## Prompt
Locate the lines that hold the string "name". Copy every such line.

[START]

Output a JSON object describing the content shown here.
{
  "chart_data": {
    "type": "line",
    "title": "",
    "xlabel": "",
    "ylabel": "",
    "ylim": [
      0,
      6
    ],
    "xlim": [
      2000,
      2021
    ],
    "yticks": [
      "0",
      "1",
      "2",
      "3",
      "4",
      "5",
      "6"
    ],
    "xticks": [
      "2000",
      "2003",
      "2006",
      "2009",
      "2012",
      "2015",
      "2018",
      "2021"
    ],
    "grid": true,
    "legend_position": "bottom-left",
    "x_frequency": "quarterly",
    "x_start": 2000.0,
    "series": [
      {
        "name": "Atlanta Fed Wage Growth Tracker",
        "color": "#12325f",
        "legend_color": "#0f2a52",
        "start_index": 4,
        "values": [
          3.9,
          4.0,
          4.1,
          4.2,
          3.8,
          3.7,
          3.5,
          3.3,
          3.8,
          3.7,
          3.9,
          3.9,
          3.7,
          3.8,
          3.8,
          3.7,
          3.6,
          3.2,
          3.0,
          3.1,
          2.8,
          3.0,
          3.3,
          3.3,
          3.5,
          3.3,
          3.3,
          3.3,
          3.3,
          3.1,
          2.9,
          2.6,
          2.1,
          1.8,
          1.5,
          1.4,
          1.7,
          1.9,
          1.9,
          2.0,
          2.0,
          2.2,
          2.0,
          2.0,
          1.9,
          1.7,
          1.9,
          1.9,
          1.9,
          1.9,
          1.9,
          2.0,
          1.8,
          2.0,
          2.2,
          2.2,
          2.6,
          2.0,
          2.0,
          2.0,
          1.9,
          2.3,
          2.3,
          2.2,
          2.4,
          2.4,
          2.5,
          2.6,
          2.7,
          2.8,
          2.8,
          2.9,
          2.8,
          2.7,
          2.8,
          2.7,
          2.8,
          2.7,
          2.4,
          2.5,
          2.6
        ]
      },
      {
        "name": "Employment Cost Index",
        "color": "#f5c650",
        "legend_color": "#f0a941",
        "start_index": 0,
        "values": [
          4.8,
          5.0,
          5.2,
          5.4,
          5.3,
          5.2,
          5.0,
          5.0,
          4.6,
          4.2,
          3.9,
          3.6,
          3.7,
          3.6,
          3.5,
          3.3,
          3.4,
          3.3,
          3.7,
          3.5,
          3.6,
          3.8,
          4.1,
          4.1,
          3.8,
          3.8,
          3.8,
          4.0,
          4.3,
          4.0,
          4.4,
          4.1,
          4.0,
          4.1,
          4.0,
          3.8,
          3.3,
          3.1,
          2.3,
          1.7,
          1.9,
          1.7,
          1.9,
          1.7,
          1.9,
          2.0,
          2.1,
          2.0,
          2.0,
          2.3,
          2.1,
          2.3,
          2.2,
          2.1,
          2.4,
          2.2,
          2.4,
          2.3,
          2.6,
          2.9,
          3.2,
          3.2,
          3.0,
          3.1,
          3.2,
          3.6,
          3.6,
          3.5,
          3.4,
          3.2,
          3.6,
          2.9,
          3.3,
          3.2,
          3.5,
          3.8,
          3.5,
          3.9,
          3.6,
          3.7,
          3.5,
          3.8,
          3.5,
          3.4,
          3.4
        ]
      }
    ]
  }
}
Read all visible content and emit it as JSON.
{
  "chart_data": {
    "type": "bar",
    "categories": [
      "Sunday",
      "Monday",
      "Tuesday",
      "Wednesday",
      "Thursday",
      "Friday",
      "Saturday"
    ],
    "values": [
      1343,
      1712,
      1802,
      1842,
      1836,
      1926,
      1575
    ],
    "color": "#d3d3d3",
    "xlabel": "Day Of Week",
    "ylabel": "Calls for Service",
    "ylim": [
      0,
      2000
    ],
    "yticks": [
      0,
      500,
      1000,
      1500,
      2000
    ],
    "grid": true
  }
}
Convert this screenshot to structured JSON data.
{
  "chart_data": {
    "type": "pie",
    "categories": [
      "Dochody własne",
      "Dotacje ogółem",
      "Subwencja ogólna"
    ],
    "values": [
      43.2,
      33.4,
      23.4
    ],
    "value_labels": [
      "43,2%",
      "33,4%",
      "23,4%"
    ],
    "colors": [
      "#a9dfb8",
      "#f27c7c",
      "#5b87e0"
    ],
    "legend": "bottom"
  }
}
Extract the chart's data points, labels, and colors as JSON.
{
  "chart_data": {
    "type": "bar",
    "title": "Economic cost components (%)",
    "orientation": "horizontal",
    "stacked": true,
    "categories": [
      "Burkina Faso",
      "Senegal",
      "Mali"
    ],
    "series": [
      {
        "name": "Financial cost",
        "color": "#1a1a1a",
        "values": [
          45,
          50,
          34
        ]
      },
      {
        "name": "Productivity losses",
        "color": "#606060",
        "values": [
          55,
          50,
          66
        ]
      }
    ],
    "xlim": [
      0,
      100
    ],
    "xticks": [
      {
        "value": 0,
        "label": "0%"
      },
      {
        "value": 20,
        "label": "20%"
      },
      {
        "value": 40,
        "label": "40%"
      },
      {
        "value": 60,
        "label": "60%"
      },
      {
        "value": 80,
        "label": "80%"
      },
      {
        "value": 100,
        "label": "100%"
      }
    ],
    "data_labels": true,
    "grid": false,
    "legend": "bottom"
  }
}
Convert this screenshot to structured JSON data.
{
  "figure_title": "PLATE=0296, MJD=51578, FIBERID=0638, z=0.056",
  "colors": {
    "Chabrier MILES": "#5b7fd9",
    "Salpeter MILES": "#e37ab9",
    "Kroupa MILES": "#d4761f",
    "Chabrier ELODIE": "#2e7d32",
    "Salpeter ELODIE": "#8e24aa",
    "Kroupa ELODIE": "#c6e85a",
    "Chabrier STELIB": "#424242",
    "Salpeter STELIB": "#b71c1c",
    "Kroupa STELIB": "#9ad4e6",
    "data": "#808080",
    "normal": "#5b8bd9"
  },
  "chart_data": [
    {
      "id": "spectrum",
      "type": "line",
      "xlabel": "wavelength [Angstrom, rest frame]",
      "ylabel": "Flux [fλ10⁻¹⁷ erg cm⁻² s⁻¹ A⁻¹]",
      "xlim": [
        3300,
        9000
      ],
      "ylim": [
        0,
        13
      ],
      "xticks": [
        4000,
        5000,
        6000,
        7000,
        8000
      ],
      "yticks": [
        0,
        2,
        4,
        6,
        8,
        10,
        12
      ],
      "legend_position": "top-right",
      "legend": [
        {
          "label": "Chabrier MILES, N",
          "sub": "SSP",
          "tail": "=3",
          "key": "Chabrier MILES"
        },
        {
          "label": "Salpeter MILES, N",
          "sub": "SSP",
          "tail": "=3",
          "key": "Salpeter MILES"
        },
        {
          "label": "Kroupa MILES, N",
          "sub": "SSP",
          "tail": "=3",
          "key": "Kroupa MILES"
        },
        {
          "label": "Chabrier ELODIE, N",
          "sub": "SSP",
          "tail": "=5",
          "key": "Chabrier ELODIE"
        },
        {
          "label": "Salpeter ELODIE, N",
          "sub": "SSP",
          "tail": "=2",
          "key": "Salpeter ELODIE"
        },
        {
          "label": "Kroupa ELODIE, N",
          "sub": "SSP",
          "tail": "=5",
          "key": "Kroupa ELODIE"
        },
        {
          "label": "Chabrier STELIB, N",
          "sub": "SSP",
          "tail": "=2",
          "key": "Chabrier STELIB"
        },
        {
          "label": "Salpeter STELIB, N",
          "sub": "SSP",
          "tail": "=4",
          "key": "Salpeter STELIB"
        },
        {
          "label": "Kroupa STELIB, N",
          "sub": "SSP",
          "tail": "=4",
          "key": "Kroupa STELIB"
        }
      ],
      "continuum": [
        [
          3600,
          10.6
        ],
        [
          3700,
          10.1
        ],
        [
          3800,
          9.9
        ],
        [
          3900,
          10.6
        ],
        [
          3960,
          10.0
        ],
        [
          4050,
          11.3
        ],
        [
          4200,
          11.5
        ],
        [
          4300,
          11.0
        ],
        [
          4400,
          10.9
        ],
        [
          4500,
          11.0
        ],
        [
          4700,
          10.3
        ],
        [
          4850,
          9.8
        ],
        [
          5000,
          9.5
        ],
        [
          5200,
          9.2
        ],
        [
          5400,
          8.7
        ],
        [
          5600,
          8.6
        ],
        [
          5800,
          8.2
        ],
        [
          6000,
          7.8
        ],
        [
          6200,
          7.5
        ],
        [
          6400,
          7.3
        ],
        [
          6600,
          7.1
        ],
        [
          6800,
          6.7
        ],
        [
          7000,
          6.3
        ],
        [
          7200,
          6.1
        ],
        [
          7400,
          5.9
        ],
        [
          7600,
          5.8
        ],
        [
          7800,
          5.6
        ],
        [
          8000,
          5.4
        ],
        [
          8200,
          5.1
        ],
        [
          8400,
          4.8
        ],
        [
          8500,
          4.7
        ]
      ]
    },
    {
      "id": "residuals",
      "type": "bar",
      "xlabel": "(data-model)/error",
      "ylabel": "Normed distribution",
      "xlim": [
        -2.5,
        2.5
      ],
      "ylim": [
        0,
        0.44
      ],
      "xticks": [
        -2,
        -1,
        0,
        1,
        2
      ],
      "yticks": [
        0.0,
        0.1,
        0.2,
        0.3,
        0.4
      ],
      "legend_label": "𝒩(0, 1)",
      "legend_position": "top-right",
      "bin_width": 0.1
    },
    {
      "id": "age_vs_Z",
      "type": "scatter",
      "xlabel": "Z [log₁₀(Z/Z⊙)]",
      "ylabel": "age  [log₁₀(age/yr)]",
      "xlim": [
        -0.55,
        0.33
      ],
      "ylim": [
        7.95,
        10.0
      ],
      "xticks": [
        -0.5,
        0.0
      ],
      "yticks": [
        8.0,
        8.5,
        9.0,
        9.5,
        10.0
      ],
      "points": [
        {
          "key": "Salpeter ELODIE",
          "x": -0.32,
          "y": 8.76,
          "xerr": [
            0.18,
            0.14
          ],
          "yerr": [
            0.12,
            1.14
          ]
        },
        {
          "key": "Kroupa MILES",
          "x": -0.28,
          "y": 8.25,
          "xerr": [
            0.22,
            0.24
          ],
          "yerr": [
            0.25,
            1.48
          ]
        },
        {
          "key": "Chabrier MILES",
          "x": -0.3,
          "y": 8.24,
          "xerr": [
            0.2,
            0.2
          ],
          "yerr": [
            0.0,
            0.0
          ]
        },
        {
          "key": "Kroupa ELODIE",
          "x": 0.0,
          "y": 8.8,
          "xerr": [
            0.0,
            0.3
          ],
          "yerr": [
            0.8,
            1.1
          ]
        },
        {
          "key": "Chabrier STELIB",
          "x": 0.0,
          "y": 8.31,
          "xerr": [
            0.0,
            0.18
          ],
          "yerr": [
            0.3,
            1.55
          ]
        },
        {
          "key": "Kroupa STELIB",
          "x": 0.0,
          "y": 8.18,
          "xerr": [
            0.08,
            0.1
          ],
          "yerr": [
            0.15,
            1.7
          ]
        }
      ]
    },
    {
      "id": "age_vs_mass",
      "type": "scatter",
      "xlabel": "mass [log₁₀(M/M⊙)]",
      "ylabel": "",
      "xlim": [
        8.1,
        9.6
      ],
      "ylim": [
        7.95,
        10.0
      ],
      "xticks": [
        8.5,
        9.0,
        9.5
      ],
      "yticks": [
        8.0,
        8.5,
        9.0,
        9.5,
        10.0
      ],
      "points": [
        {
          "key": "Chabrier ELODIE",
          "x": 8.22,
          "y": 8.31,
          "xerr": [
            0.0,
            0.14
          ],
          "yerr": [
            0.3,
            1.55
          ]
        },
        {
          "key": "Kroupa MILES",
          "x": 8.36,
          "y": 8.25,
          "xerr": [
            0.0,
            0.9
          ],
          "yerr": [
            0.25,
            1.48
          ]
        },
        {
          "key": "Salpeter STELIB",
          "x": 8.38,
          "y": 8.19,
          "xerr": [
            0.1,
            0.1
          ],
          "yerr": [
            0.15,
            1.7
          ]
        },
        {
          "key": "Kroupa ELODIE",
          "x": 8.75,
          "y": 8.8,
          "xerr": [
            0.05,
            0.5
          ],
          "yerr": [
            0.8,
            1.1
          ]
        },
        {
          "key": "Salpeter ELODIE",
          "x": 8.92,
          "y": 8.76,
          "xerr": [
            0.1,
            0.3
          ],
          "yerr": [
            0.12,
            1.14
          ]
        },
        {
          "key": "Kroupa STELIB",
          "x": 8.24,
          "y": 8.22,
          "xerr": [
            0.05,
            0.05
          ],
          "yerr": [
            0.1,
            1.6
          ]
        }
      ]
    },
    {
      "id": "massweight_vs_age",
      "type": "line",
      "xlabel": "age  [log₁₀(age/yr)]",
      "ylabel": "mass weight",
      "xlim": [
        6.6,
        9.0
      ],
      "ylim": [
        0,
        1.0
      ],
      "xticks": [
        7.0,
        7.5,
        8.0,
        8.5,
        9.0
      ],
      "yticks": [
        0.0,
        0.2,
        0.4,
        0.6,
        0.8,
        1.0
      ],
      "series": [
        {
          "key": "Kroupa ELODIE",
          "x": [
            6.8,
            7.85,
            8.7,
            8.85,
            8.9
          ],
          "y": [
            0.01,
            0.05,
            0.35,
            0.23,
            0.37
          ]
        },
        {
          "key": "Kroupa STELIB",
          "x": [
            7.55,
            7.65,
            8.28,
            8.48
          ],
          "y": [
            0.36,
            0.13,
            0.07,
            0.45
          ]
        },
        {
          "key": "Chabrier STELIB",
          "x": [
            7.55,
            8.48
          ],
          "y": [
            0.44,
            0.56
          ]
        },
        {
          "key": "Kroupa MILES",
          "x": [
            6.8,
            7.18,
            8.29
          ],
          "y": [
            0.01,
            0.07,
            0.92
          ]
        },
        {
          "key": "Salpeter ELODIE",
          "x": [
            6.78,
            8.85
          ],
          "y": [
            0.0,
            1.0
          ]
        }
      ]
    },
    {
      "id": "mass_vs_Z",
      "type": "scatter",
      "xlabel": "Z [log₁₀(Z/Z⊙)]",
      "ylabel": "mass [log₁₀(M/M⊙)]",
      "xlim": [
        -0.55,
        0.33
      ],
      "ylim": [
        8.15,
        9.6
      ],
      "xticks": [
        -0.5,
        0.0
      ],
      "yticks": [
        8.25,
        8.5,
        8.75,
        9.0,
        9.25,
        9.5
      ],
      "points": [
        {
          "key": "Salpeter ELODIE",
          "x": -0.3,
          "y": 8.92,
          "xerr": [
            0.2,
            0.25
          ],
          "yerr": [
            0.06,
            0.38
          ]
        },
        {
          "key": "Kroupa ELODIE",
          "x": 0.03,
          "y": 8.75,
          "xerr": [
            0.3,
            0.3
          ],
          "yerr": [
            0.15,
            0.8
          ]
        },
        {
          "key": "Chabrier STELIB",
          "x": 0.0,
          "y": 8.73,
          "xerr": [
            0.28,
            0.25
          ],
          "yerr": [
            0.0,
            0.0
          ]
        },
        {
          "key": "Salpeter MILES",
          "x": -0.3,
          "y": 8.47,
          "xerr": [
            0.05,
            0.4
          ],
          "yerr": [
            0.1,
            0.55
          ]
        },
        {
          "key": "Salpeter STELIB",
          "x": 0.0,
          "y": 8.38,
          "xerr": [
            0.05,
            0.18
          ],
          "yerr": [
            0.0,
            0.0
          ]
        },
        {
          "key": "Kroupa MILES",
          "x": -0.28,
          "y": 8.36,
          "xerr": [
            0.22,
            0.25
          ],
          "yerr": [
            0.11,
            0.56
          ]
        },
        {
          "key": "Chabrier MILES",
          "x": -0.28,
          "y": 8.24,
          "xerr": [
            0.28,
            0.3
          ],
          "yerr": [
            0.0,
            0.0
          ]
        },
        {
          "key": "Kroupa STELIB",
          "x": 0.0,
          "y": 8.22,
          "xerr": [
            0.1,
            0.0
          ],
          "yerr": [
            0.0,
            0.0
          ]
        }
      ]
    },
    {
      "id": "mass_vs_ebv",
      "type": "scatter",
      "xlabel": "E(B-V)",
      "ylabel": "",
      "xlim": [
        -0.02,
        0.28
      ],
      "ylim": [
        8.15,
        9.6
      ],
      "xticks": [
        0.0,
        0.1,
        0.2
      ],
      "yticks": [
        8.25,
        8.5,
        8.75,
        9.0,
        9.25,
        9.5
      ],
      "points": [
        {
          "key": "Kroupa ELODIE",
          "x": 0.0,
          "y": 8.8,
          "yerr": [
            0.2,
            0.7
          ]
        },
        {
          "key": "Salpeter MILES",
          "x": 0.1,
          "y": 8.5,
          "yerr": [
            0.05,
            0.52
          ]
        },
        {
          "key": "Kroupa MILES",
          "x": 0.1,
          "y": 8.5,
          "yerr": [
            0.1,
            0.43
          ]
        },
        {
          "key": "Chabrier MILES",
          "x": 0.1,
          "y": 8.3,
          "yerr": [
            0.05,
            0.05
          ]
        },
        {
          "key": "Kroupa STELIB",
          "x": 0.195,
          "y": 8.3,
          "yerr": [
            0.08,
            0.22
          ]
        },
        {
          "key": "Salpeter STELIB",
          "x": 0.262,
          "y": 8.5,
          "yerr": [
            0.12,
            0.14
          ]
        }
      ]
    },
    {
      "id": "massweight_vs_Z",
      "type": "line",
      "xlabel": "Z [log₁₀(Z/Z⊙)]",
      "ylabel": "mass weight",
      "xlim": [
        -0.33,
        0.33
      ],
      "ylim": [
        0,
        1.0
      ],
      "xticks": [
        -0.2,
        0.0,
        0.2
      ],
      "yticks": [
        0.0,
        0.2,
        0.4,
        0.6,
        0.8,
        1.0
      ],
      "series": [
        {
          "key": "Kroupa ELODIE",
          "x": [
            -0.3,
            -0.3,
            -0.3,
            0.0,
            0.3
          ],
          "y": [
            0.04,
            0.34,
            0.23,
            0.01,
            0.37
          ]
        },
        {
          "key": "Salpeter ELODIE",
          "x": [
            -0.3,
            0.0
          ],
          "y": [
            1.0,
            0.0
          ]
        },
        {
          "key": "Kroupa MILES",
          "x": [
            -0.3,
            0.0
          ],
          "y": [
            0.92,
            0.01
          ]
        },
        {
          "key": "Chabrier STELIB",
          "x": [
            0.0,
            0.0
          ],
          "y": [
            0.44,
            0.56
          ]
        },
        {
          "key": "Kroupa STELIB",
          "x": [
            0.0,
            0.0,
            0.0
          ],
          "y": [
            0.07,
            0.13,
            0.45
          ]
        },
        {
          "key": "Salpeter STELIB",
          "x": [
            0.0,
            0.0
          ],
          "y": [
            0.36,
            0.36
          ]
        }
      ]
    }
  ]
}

[END]

## Task result
        "name": "Atlanta Fed Wage Growth Tracker",
        "name": "Employment Cost Index",
        "name": "Financial cost",
        "name": "Productivity losses",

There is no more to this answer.